→ Data shown

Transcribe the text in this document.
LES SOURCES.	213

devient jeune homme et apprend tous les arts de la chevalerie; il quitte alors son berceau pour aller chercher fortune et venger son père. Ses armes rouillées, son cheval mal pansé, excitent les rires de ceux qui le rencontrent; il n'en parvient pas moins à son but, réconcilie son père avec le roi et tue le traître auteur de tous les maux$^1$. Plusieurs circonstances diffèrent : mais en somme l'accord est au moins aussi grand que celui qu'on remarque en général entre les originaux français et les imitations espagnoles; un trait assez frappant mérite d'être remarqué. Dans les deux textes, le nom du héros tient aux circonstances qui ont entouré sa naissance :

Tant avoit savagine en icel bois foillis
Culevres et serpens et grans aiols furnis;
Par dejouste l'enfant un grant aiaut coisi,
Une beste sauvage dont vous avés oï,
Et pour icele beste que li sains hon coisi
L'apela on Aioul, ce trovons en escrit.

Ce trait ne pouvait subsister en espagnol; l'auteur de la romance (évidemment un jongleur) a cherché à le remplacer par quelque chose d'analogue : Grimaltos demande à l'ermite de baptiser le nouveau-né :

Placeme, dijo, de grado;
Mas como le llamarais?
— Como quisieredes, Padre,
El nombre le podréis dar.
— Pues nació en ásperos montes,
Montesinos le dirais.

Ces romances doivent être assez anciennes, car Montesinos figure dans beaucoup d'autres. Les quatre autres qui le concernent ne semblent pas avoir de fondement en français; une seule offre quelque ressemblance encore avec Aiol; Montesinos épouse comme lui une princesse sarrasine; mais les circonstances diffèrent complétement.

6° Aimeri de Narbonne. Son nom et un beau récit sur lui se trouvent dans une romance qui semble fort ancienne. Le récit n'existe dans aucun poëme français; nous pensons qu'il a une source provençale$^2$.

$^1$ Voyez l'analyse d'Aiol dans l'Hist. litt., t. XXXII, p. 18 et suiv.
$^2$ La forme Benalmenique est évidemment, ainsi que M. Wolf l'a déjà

→ Direction
Write the complete data out, exactly as above.

→ Answer to the exercise
Transcribe the text in this document.
LES SOURCES.	213

devient jeune homme et apprend tous les arts de la chevalerie; il quitte alors son berceau pour aller chercher fortune et venger son père. Ses armes rouillées, son cheval mal pansé, excitent les rires de ceux qui le rencontrent; il n'en parvient pas moins à son but, réconcilie son père avec le roi et tue le traître auteur de tous les maux$^1$. Plusieurs circonstances diffèrent : mais en somme l'accord est au moins aussi grand que celui qu'on remarque en général entre les originaux français et les imitations espagnoles; un trait assez frappant mérite d'être remarqué. Dans les deux textes, le nom du héros tient aux circonstances qui ont entouré sa naissance :

Tant avoit savagine en icel bois foillis
Culevres et serpens et grans aiols furnis;
Par dejouste l'enfant un grant aiaut coisi,
Une beste sauvage dont vous avés oï,
Et pour icele beste que li sains hon coisi
L'apela on Aioul, ce trovons en escrit.

Ce trait ne pouvait subsister en espagnol; l'auteur de la romance (évidemment un jongleur) a cherché à le remplacer par quelque chose d'analogue : Grimaltos demande à l'ermite de baptiser le nouveau-né :

Placeme, dijo, de grado;
Mas como le llamarais?
— Como quisieredes, Padre,
El nombre le podréis dar.
— Pues nació en ásperos montes,
Montesinos le dirais.

Ces romances doivent être assez anciennes, car Montesinos figure dans beaucoup d'autres. Les quatre autres qui le concernent ne semblent pas avoir de fondement en français; une seule offre quelque ressemblance encore avec Aiol; Montesinos épouse comme lui une princesse sarrasine; mais les circonstances diffèrent complétement.

6° Aimeri de Narbonne. Son nom et un beau récit sur lui se trouvent dans une romance qui semble fort ancienne. Le récit n'existe dans aucun poëme français; nous pensons qu'il a une source provençale$^2$.

$^1$ Voyez l'analyse d'Aiol dans l'Hist. litt., t. XXXII, p. 18 et suiv.
$^2$ La forme Benalmenique est évidemment, ainsi que M. Wolf l'a déjà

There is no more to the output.